WHAT YOU ARE ASKED TO DO
Restate the data below word for word. Skip any images it contains.

Stored entries

------------------------------------------------------------------------

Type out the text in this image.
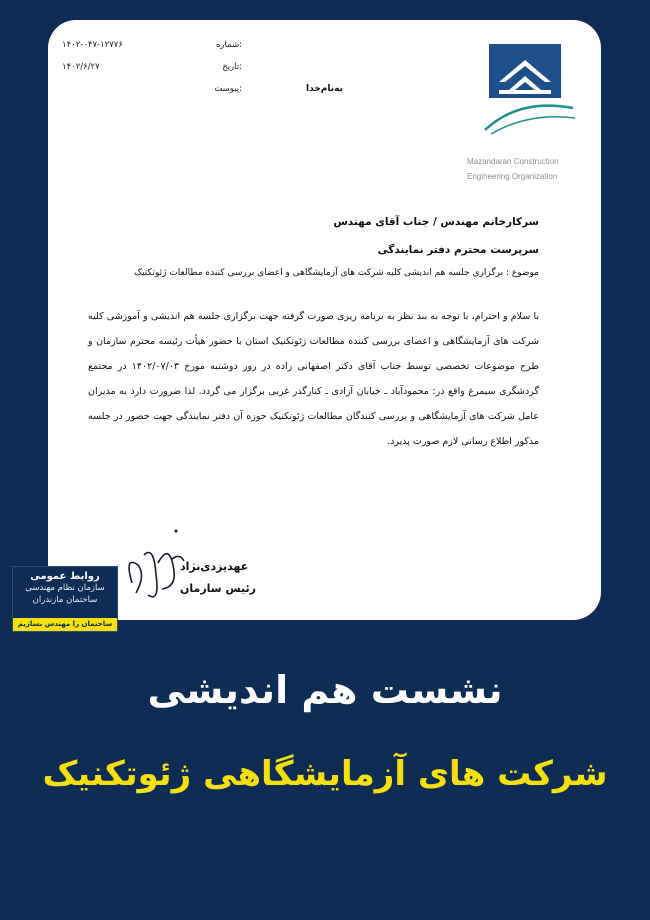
۱۴۰۲-۰۴۷-۱۲۷۷۶	شماره:
۱۴۰۲/۶/۲۷	تاریخ:
پیوست:	به‌نام‌خدا
Mazandaran Construction
Engineering Organization
سرکارخانم مهندس / جناب آقای مهندس
سرپرست محترم دفتر نمایندگی
موضوع : برگزاری جلسه هم اندیشی کلیه شرکت های آزمایشگاهی و اعضای بررسی کننده مطالعات ژئوتکنیک
با سلام و احترام، با توجه به بند نظر به برنامه ریزی صورت گرفته جهت برگزاری جلسه هم اندیشی و آموزشی کلیه شرکت های آزمایشگاهی و اعضای بررسی کننده مطالعات ژئوتکنیک استان با حضور هیأت رئیسه محترم سازمان و طرح موضوعات تخصصی توسط جناب آقای دکتر اصفهانی زاده در روز دوشنبه مورخ ۱۴۰۲/۰۷/۰۳ در مجتمع گردشگری سیمرغ واقع در: محمودآباد ـ خیابان آزادی ـ کنارگذر غربی برگزار می گردد. لذا ضرورت دارد به مدیران عامل شرکت های آزمایشگاهی و بررسی کنندگان مطالعات ژئوتکنیک حوزه آن دفتر نمایندگی جهت حضور در جلسه مذکور اطلاع رسانی لازم صورت پذیرد.
عهدیزدی‌نژاد
رئیس سازمان
روابط عمومی
سازمان نظام مهندسی
ساختمان مازندران
ساختمان را مهندس بسازیم
نشست هم اندیشی
شرکت های آزمایشگاهی ژئوتکنیک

------------------------------------------------------------------------

RESULT OF THIS TASK
Type out the text in this image.
۱۴۰۲-۰۴۷-۱۲۷۷۶	شماره:
۱۴۰۲/۶/۲۷	تاریخ:
پیوست:	به‌نام‌خدا
Mazandaran Construction
Engineering Organization
سرکارخانم مهندس / جناب آقای مهندس
سرپرست محترم دفتر نمایندگی
موضوع : برگزاری جلسه هم اندیشی کلیه شرکت های آزمایشگاهی و اعضای بررسی کننده مطالعات ژئوتکنیک
با سلام و احترام، با توجه به بند نظر به برنامه ریزی صورت گرفته جهت برگزاری جلسه هم اندیشی و آموزشی کلیه شرکت های آزمایشگاهی و اعضای بررسی کننده مطالعات ژئوتکنیک استان با حضور هیأت رئیسه محترم سازمان و طرح موضوعات تخصصی توسط جناب آقای دکتر اصفهانی زاده در روز دوشنبه مورخ ۱۴۰۲/۰۷/۰۳ در مجتمع گردشگری سیمرغ واقع در: محمودآباد ـ خیابان آزادی ـ کنارگذر غربی برگزار می گردد. لذا ضرورت دارد به مدیران عامل شرکت های آزمایشگاهی و بررسی کنندگان مطالعات ژئوتکنیک حوزه آن دفتر نمایندگی جهت حضور در جلسه مذکور اطلاع رسانی لازم صورت پذیرد.
عهدیزدی‌نژاد
رئیس سازمان
روابط عمومی
سازمان نظام مهندسی
ساختمان مازندران
ساختمان را مهندس بسازیم
نشست هم اندیشی
شرکت های آزمایشگاهی ژئوتکنیک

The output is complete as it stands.